═════ Exercise material

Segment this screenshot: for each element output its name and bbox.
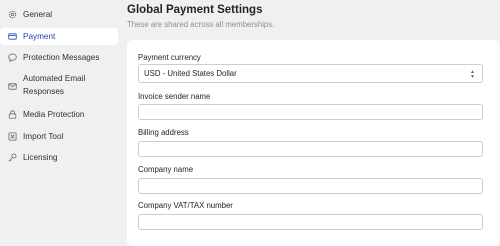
sidebar-item-general[interactable]: General: [0, 8, 118, 22]
sidebar-item-label: Protection Messages: [23, 53, 100, 62]
sidebar-item-label: Payment: [23, 32, 56, 41]
billing-address-label: Billing address: [138, 128, 189, 137]
payment-currency-label: Payment currency: [138, 53, 201, 62]
sidebar-item-protection-messages[interactable]: Protection Messages: [0, 51, 118, 65]
lock-icon: [8, 110, 17, 119]
credit-card-icon: [8, 32, 17, 41]
sidebar-item-payment[interactable]: Payment: [0, 28, 118, 45]
company-name-input[interactable]: [138, 178, 483, 194]
sidebar-item-media-protection[interactable]: Media Protection: [0, 108, 118, 122]
payment-currency-select[interactable]: USD - United States Dollar ▲ ▼: [138, 64, 483, 83]
chat-bubble-icon: [8, 53, 17, 62]
page-subtitle: These are shared across all memberships.: [127, 20, 275, 29]
sidebar-item-automated-email-responses[interactable]: Automated Email Responses: [0, 72, 118, 100]
payment-settings-card: Payment currency USD - United States Dol…: [127, 40, 500, 246]
company-vat-number-input[interactable]: [138, 214, 483, 230]
invoice-sender-name-label: Invoice sender name: [138, 92, 211, 101]
select-arrows-icon: ▲ ▼: [470, 69, 475, 80]
sidebar-item-import-tool[interactable]: Import Tool: [0, 130, 118, 144]
company-name-label: Company name: [138, 165, 194, 174]
gear-icon: [8, 10, 17, 19]
payment-currency-value: USD - United States Dollar: [144, 69, 237, 78]
sidebar-item-licensing[interactable]: Licensing: [0, 151, 118, 165]
import-icon: [8, 132, 17, 141]
sidebar-item-label: Automated Email Responses: [23, 74, 86, 96]
invoice-sender-name-input[interactable]: [138, 104, 483, 120]
company-vat-number-label: Company VAT/TAX number: [138, 201, 233, 210]
key-icon: [8, 153, 17, 162]
sidebar-item-label: Media Protection: [23, 110, 85, 119]
settings-sidebar: General Payment Protection Messages Auto…: [0, 0, 118, 246]
envelope-icon: [8, 82, 17, 91]
sidebar-item-label: Import Tool: [23, 132, 64, 141]
billing-address-input[interactable]: [138, 141, 483, 157]
page-title: Global Payment Settings: [127, 4, 263, 16]
sidebar-item-label: General: [23, 10, 53, 19]
sidebar-item-label: Licensing: [23, 153, 58, 162]
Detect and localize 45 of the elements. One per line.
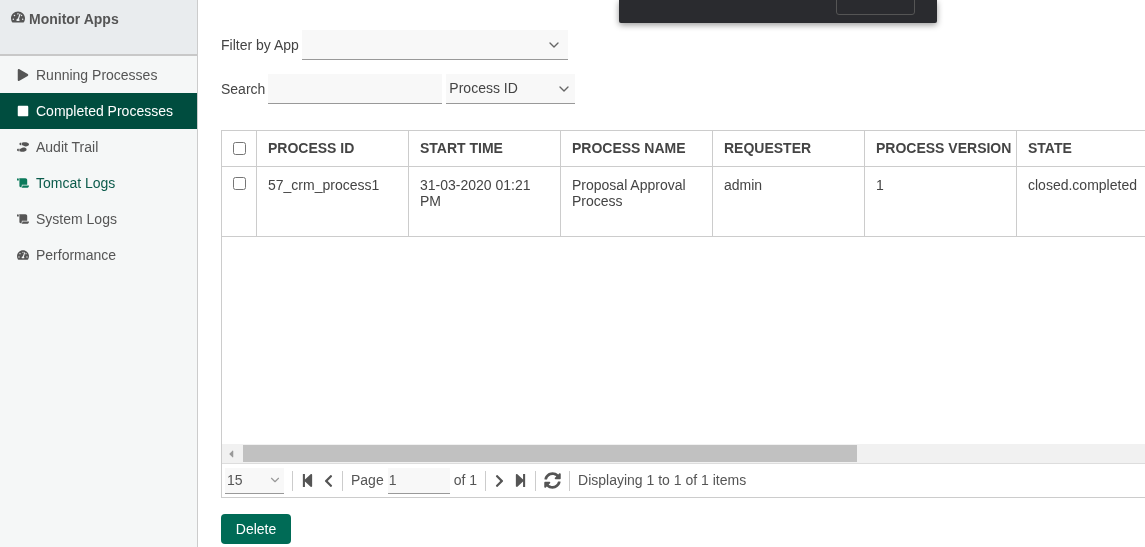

══════════

Render every line of the rows above as a numbered list, omitting blank lines and leaving out the pictures.

1. Segment this screenshot: for each element output its name and bbox.
2. sidebar-item-general[interactable]: General: [0, 8, 118, 22]
3. sidebar-item-label: Protection Messages: [23, 53, 100, 62]
4. sidebar-item-label: Payment: [23, 32, 56, 41]
5. billing-address-label: Billing address: [138, 128, 189, 137]
6. payment-currency-label: Payment currency: [138, 53, 201, 62]
7. sidebar-item-protection-messages[interactable]: Protection Messages: [0, 51, 118, 65]
8. lock-icon: [8, 110, 17, 119]
9. credit-card-icon: [8, 32, 17, 41]
10. sidebar-item-payment[interactable]: Payment: [0, 28, 118, 45]
11. company-name-input[interactable]: [138, 178, 483, 194]
12. sidebar-item-media-protection[interactable]: Media Protection: [0, 108, 118, 122]
13. payment-currency-select[interactable]: USD - United States Dollar ▲ ▼: [138, 64, 483, 83]
14. chat-bubble-icon: [8, 53, 17, 62]
15. page-subtitle: These are shared across all memberships.: [127, 20, 275, 29]
16. sidebar-item-automated-email-responses[interactable]: Automated Email Responses: [0, 72, 118, 100]
17. payment-settings-card: Payment currency USD - United States Dol…: [127, 40, 500, 246]
18. company-vat-number-input[interactable]: [138, 214, 483, 230]
19. invoice-sender-name-label: Invoice sender name: [138, 92, 211, 101]
20. select-arrows-icon: ▲ ▼: [470, 69, 475, 80]
21. sidebar-item-import-tool[interactable]: Import Tool: [0, 130, 118, 144]
22. company-name-label: Company name: [138, 165, 194, 174]
23. gear-icon: [8, 10, 17, 19]
24. payment-currency-value: USD - United States Dollar: [144, 69, 237, 78]
25. sidebar-item-licensing[interactable]: Licensing: [0, 151, 118, 165]
26. import-icon: [8, 132, 17, 141]
27. sidebar-item-label: Automated Email Responses: [23, 74, 86, 96]
28. invoice-sender-name-input[interactable]: [138, 104, 483, 120]
29. company-vat-number-label: Company VAT/TAX number: [138, 201, 233, 210]
30. key-icon: [8, 153, 17, 162]
31. sidebar-item-label: Media Protection: [23, 110, 85, 119]
32. settings-sidebar: General Payment Protection Messages Auto…: [0, 0, 118, 246]
33. envelope-icon: [8, 82, 17, 91]
34. sidebar-item-label: Import Tool: [23, 132, 64, 141]
35. billing-address-input[interactable]: [138, 141, 483, 157]
36. page-title: Global Payment Settings: [127, 4, 263, 16]
37. sidebar-item-label: General: [23, 10, 53, 19]
38. sidebar-item-label: Licensing: [23, 153, 58, 162]
39. Detect and localize 45 of the elements. One per line.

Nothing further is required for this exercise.